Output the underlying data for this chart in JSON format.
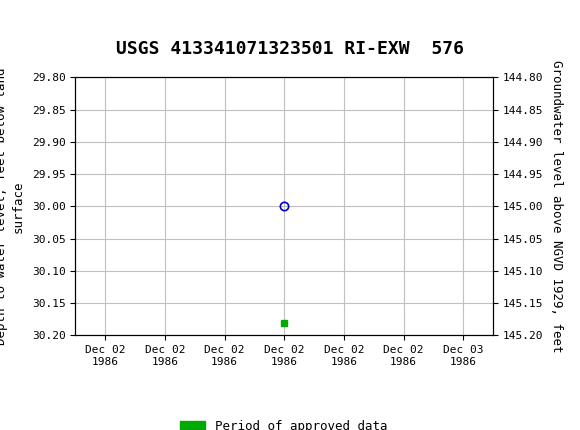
{
  "title": "USGS 413341071323501 RI-EXW  576",
  "header_color": "#1a6b3c",
  "bg_color": "#ffffff",
  "plot_bg_color": "#ffffff",
  "grid_color": "#c0c0c0",
  "left_ylabel": "Depth to water level, feet below land\nsurface",
  "right_ylabel": "Groundwater level above NGVD 1929, feet",
  "ylim_left": [
    29.8,
    30.2
  ],
  "ylim_right": [
    144.8,
    145.2
  ],
  "yticks_left": [
    29.8,
    29.85,
    29.9,
    29.95,
    30.0,
    30.05,
    30.1,
    30.15,
    30.2
  ],
  "yticks_right": [
    144.8,
    144.85,
    144.9,
    144.95,
    145.0,
    145.05,
    145.1,
    145.15,
    145.2
  ],
  "point_x": 3.5,
  "point_y": 30.0,
  "point_color": "#0000cc",
  "point_marker": "o",
  "point_marker_size": 6,
  "green_bar_x": 3.5,
  "green_bar_y": 30.18,
  "green_bar_color": "#00aa00",
  "green_bar_marker": "s",
  "green_bar_size": 5,
  "xtick_labels": [
    "Dec 02\n1986",
    "Dec 02\n1986",
    "Dec 02\n1986",
    "Dec 02\n1986",
    "Dec 02\n1986",
    "Dec 02\n1986",
    "Dec 03\n1986"
  ],
  "xlim": [
    0,
    7
  ],
  "legend_label": "Period of approved data",
  "legend_color": "#00aa00",
  "font_family": "monospace",
  "title_fontsize": 13,
  "axis_label_fontsize": 9,
  "tick_fontsize": 8
}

__________________________________________________

TASK BRIEF: Repeat all the data as it stands, dropping any images it holds.

RESULT FOR THIS EXERCISE:
Output the underlying data for this chart in JSON format.
{
  "title": "USGS 413341071323501 RI-EXW  576",
  "header_color": "#1a6b3c",
  "bg_color": "#ffffff",
  "plot_bg_color": "#ffffff",
  "grid_color": "#c0c0c0",
  "left_ylabel": "Depth to water level, feet below land\nsurface",
  "right_ylabel": "Groundwater level above NGVD 1929, feet",
  "ylim_left": [
    29.8,
    30.2
  ],
  "ylim_right": [
    144.8,
    145.2
  ],
  "yticks_left": [
    29.8,
    29.85,
    29.9,
    29.95,
    30.0,
    30.05,
    30.1,
    30.15,
    30.2
  ],
  "yticks_right": [
    144.8,
    144.85,
    144.9,
    144.95,
    145.0,
    145.05,
    145.1,
    145.15,
    145.2
  ],
  "point_x": 3.5,
  "point_y": 30.0,
  "point_color": "#0000cc",
  "point_marker": "o",
  "point_marker_size": 6,
  "green_bar_x": 3.5,
  "green_bar_y": 30.18,
  "green_bar_color": "#00aa00",
  "green_bar_marker": "s",
  "green_bar_size": 5,
  "xtick_labels": [
    "Dec 02\n1986",
    "Dec 02\n1986",
    "Dec 02\n1986",
    "Dec 02\n1986",
    "Dec 02\n1986",
    "Dec 02\n1986",
    "Dec 03\n1986"
  ],
  "xlim": [
    0,
    7
  ],
  "legend_label": "Period of approved data",
  "legend_color": "#00aa00",
  "font_family": "monospace",
  "title_fontsize": 13,
  "axis_label_fontsize": 9,
  "tick_fontsize": 8
}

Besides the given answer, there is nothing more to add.